## Begin
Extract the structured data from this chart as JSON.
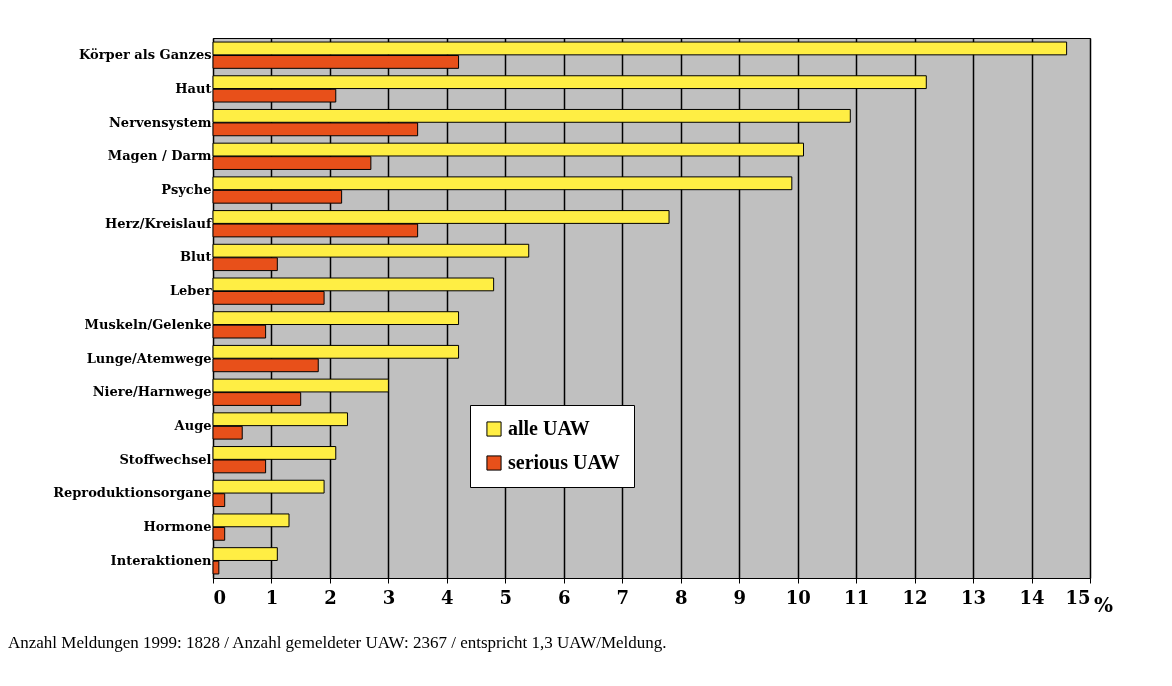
{
  "chart_data": {
    "type": "bar",
    "orientation": "horizontal",
    "categories": [
      "Körper als Ganzes",
      "Haut",
      "Nervensystem",
      "Magen / Darm",
      "Psyche",
      "Herz/Kreislauf",
      "Blut",
      "Leber",
      "Muskeln/Gelenke",
      "Lunge/Atemwege",
      "Niere/Harnwege",
      "Auge",
      "Stoffwechsel",
      "Reproduktionsorgane",
      "Hormone",
      "Interaktionen"
    ],
    "series": [
      {
        "name": "alle UAW",
        "color": "#ffee44",
        "values": [
          14.6,
          12.2,
          10.9,
          10.1,
          9.9,
          7.8,
          5.4,
          4.8,
          4.2,
          4.2,
          3.0,
          2.3,
          2.1,
          1.9,
          1.3,
          1.1
        ]
      },
      {
        "name": "serious UAW",
        "color": "#e8501a",
        "values": [
          4.2,
          2.1,
          3.5,
          2.7,
          2.2,
          3.5,
          1.1,
          1.9,
          0.9,
          1.8,
          1.5,
          0.5,
          0.9,
          0.2,
          0.2,
          0.1
        ]
      }
    ],
    "xlabel": "%",
    "xlim": [
      0,
      15
    ],
    "xticks": [
      0,
      1,
      2,
      3,
      4,
      5,
      6,
      7,
      8,
      9,
      10,
      11,
      12,
      13,
      14,
      15
    ],
    "grid": "x",
    "legend": "bottom",
    "annotations": [
      "Anzahl Meldungen 1999: 1828 / Anzahl gemeldeter UAW: 2367 / entspricht 1,3 UAW/Meldung."
    ]
  }
}
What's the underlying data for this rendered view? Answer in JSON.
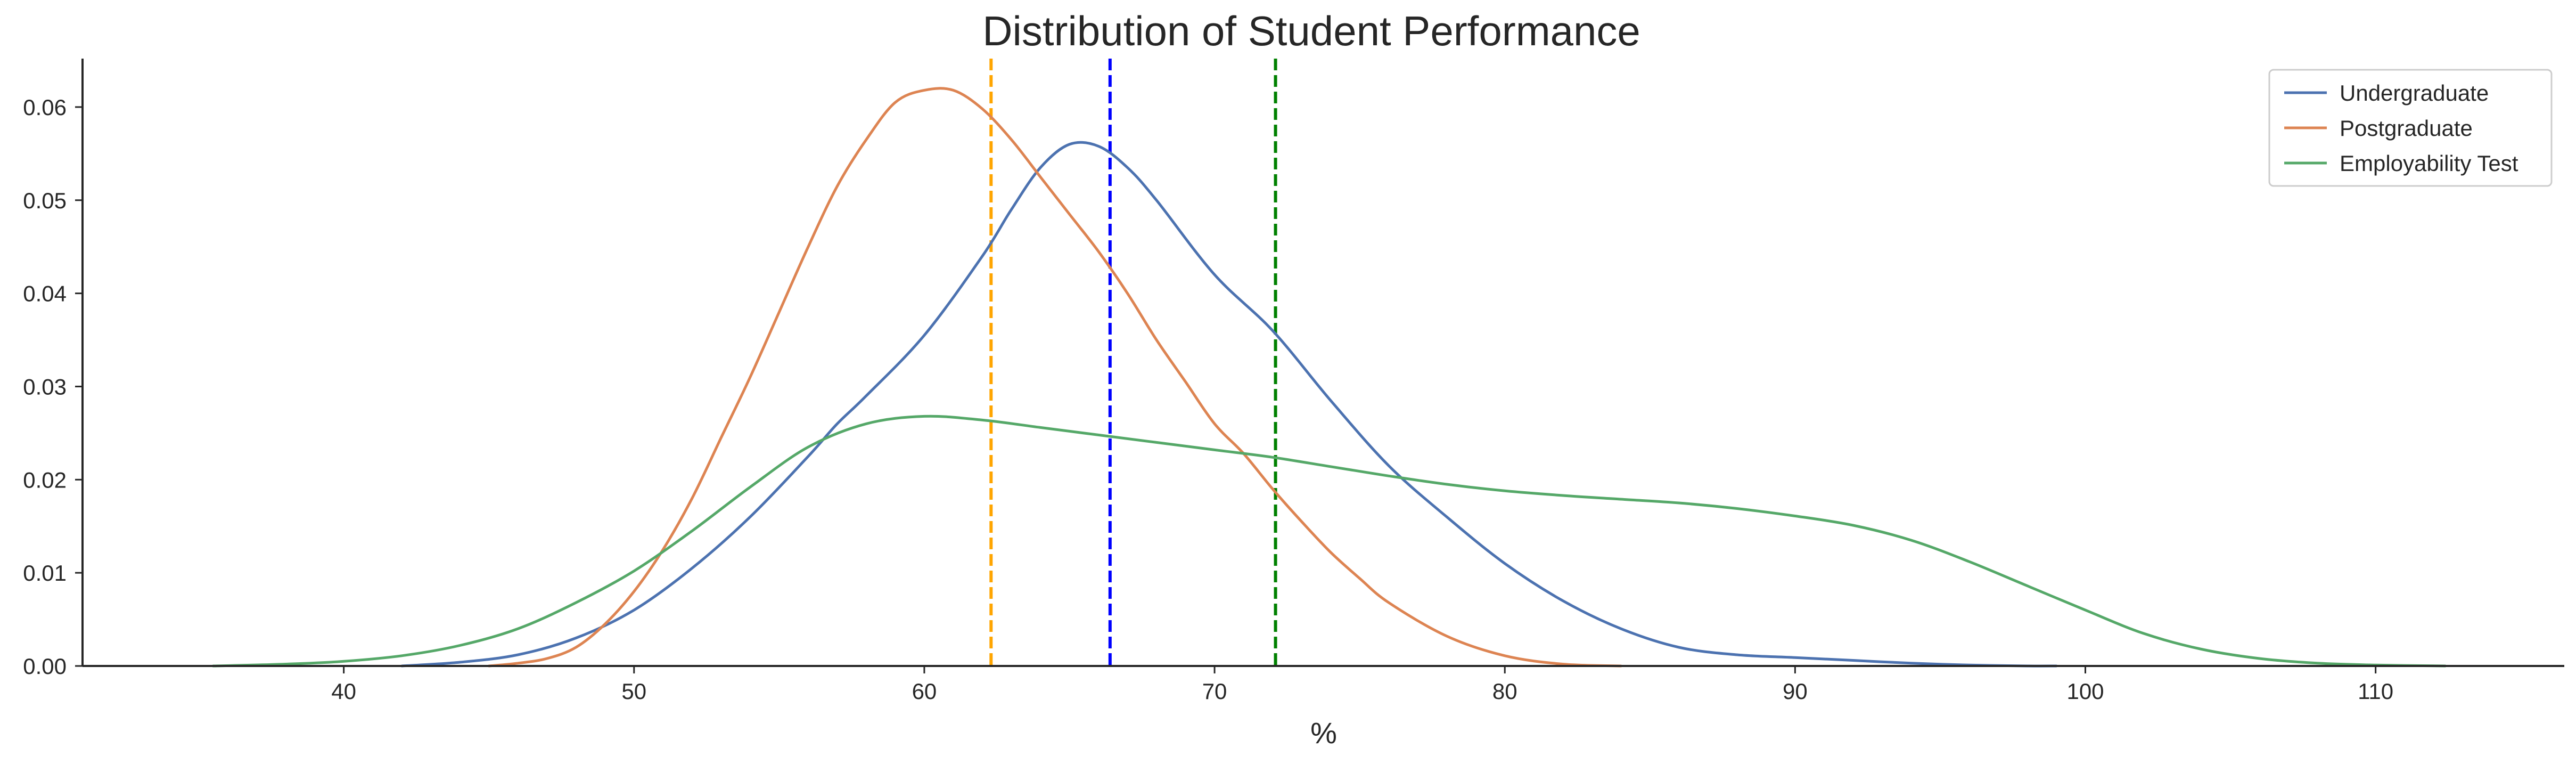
{
  "chart_data": {
    "type": "line",
    "title": "Distribution of Student Performance",
    "xlabel": "%",
    "ylabel": "",
    "xlim": [
      31,
      116.5
    ],
    "ylim": [
      0,
      0.0652
    ],
    "xticks": [
      40,
      50,
      60,
      70,
      80,
      90,
      100,
      110
    ],
    "yticks": [
      0.0,
      0.01,
      0.02,
      0.03,
      0.04,
      0.05,
      0.06
    ],
    "ytick_labels": [
      "0.00",
      "0.01",
      "0.02",
      "0.03",
      "0.04",
      "0.05",
      "0.06"
    ],
    "grid": false,
    "legend_position": "top-right",
    "series": [
      {
        "name": "Undergraduate",
        "color": "#4c72b0",
        "x": [
          42,
          44,
          46,
          48,
          50,
          52,
          54,
          56,
          57,
          58,
          60,
          62,
          63,
          64,
          65,
          66,
          67,
          68,
          70,
          72,
          74,
          76,
          78,
          80,
          82,
          84,
          86,
          88,
          90,
          92,
          94,
          96,
          98,
          99
        ],
        "y": [
          0.0,
          0.0004,
          0.0012,
          0.003,
          0.006,
          0.0105,
          0.016,
          0.0225,
          0.026,
          0.029,
          0.0355,
          0.044,
          0.049,
          0.0535,
          0.056,
          0.0558,
          0.0535,
          0.05,
          0.042,
          0.036,
          0.0285,
          0.0215,
          0.016,
          0.011,
          0.007,
          0.004,
          0.002,
          0.0012,
          0.0009,
          0.0006,
          0.0003,
          0.0001,
          0.0,
          0.0
        ]
      },
      {
        "name": "Postgraduate",
        "color": "#dd8452",
        "x": [
          45,
          46,
          47,
          48,
          49,
          50,
          51,
          52,
          53,
          54,
          55,
          56,
          57,
          58,
          59,
          60,
          61,
          62,
          63,
          64,
          65,
          66,
          67,
          68,
          69,
          70,
          71,
          72,
          73,
          74,
          75,
          76,
          78,
          80,
          82,
          84
        ],
        "y": [
          0.0,
          0.0003,
          0.0008,
          0.002,
          0.0045,
          0.008,
          0.0125,
          0.018,
          0.0245,
          0.031,
          0.038,
          0.045,
          0.0515,
          0.0565,
          0.0605,
          0.0618,
          0.0618,
          0.0598,
          0.0565,
          0.0525,
          0.0485,
          0.0445,
          0.04,
          0.035,
          0.0305,
          0.026,
          0.0228,
          0.019,
          0.0155,
          0.0122,
          0.0094,
          0.0068,
          0.0032,
          0.0011,
          0.0002,
          0.0
        ]
      },
      {
        "name": "Employability Test",
        "color": "#55a868",
        "x": [
          35.5,
          38,
          40,
          42,
          44,
          46,
          48,
          50,
          52,
          54,
          56,
          58,
          60,
          62,
          64,
          66,
          68,
          70,
          72,
          74,
          76,
          78,
          80,
          82,
          84,
          86,
          88,
          90,
          92,
          94,
          96,
          98,
          100,
          102,
          104,
          106,
          108,
          110,
          112.4
        ],
        "y": [
          0.0,
          0.0002,
          0.0005,
          0.0011,
          0.0022,
          0.004,
          0.0068,
          0.0102,
          0.0145,
          0.0192,
          0.0235,
          0.026,
          0.0268,
          0.0264,
          0.0256,
          0.0248,
          0.024,
          0.0232,
          0.0224,
          0.0214,
          0.0204,
          0.0195,
          0.0188,
          0.0183,
          0.0179,
          0.0175,
          0.0169,
          0.0161,
          0.0151,
          0.0135,
          0.0112,
          0.0086,
          0.006,
          0.0035,
          0.0018,
          0.0008,
          0.0003,
          0.0001,
          0.0
        ]
      }
    ],
    "reference_lines": [
      {
        "x": 62.3,
        "color": "#ffa500",
        "style": "dashed"
      },
      {
        "x": 66.4,
        "color": "#0000ff",
        "style": "dashed"
      },
      {
        "x": 72.1,
        "color": "#008000",
        "style": "dashed"
      }
    ]
  }
}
## End
> Exercise brief:
Transcribe every record above exactly as written, leaving out any pictures.

> Full solution:
Extract the structured data from this chart as JSON.
{
  "chart_data": {
    "type": "bar",
    "orientation": "horizontal",
    "categories": [
      "Körper als Ganzes",
      "Haut",
      "Nervensystem",
      "Magen / Darm",
      "Psyche",
      "Herz/Kreislauf",
      "Blut",
      "Leber",
      "Muskeln/Gelenke",
      "Lunge/Atemwege",
      "Niere/Harnwege",
      "Auge",
      "Stoffwechsel",
      "Reproduktionsorgane",
      "Hormone",
      "Interaktionen"
    ],
    "series": [
      {
        "name": "alle UAW",
        "color": "#ffee44",
        "values": [
          14.6,
          12.2,
          10.9,
          10.1,
          9.9,
          7.8,
          5.4,
          4.8,
          4.2,
          4.2,
          3.0,
          2.3,
          2.1,
          1.9,
          1.3,
          1.1
        ]
      },
      {
        "name": "serious UAW",
        "color": "#e8501a",
        "values": [
          4.2,
          2.1,
          3.5,
          2.7,
          2.2,
          3.5,
          1.1,
          1.9,
          0.9,
          1.8,
          1.5,
          0.5,
          0.9,
          0.2,
          0.2,
          0.1
        ]
      }
    ],
    "xlabel": "%",
    "xlim": [
      0,
      15
    ],
    "xticks": [
      0,
      1,
      2,
      3,
      4,
      5,
      6,
      7,
      8,
      9,
      10,
      11,
      12,
      13,
      14,
      15
    ],
    "grid": "x",
    "legend": "bottom",
    "annotations": [
      "Anzahl Meldungen 1999: 1828 / Anzahl gemeldeter UAW: 2367 / entspricht 1,3 UAW/Meldung."
    ]
  }
}
What's the underlying data for this rendered view? Answer in JSON.
{
  "chart_data": {
    "type": "line",
    "title": "Distribution of Student Performance",
    "xlabel": "%",
    "ylabel": "",
    "xlim": [
      31,
      116.5
    ],
    "ylim": [
      0,
      0.0652
    ],
    "xticks": [
      40,
      50,
      60,
      70,
      80,
      90,
      100,
      110
    ],
    "yticks": [
      0.0,
      0.01,
      0.02,
      0.03,
      0.04,
      0.05,
      0.06
    ],
    "ytick_labels": [
      "0.00",
      "0.01",
      "0.02",
      "0.03",
      "0.04",
      "0.05",
      "0.06"
    ],
    "grid": false,
    "legend_position": "top-right",
    "series": [
      {
        "name": "Undergraduate",
        "color": "#4c72b0",
        "x": [
          42,
          44,
          46,
          48,
          50,
          52,
          54,
          56,
          57,
          58,
          60,
          62,
          63,
          64,
          65,
          66,
          67,
          68,
          70,
          72,
          74,
          76,
          78,
          80,
          82,
          84,
          86,
          88,
          90,
          92,
          94,
          96,
          98,
          99
        ],
        "y": [
          0.0,
          0.0004,
          0.0012,
          0.003,
          0.006,
          0.0105,
          0.016,
          0.0225,
          0.026,
          0.029,
          0.0355,
          0.044,
          0.049,
          0.0535,
          0.056,
          0.0558,
          0.0535,
          0.05,
          0.042,
          0.036,
          0.0285,
          0.0215,
          0.016,
          0.011,
          0.007,
          0.004,
          0.002,
          0.0012,
          0.0009,
          0.0006,
          0.0003,
          0.0001,
          0.0,
          0.0
        ]
      },
      {
        "name": "Postgraduate",
        "color": "#dd8452",
        "x": [
          45,
          46,
          47,
          48,
          49,
          50,
          51,
          52,
          53,
          54,
          55,
          56,
          57,
          58,
          59,
          60,
          61,
          62,
          63,
          64,
          65,
          66,
          67,
          68,
          69,
          70,
          71,
          72,
          73,
          74,
          75,
          76,
          78,
          80,
          82,
          84
        ],
        "y": [
          0.0,
          0.0003,
          0.0008,
          0.002,
          0.0045,
          0.008,
          0.0125,
          0.018,
          0.0245,
          0.031,
          0.038,
          0.045,
          0.0515,
          0.0565,
          0.0605,
          0.0618,
          0.0618,
          0.0598,
          0.0565,
          0.0525,
          0.0485,
          0.0445,
          0.04,
          0.035,
          0.0305,
          0.026,
          0.0228,
          0.019,
          0.0155,
          0.0122,
          0.0094,
          0.0068,
          0.0032,
          0.0011,
          0.0002,
          0.0
        ]
      },
      {
        "name": "Employability Test",
        "color": "#55a868",
        "x": [
          35.5,
          38,
          40,
          42,
          44,
          46,
          48,
          50,
          52,
          54,
          56,
          58,
          60,
          62,
          64,
          66,
          68,
          70,
          72,
          74,
          76,
          78,
          80,
          82,
          84,
          86,
          88,
          90,
          92,
          94,
          96,
          98,
          100,
          102,
          104,
          106,
          108,
          110,
          112.4
        ],
        "y": [
          0.0,
          0.0002,
          0.0005,
          0.0011,
          0.0022,
          0.004,
          0.0068,
          0.0102,
          0.0145,
          0.0192,
          0.0235,
          0.026,
          0.0268,
          0.0264,
          0.0256,
          0.0248,
          0.024,
          0.0232,
          0.0224,
          0.0214,
          0.0204,
          0.0195,
          0.0188,
          0.0183,
          0.0179,
          0.0175,
          0.0169,
          0.0161,
          0.0151,
          0.0135,
          0.0112,
          0.0086,
          0.006,
          0.0035,
          0.0018,
          0.0008,
          0.0003,
          0.0001,
          0.0
        ]
      }
    ],
    "reference_lines": [
      {
        "x": 62.3,
        "color": "#ffa500",
        "style": "dashed"
      },
      {
        "x": 66.4,
        "color": "#0000ff",
        "style": "dashed"
      },
      {
        "x": 72.1,
        "color": "#008000",
        "style": "dashed"
      }
    ]
  }
}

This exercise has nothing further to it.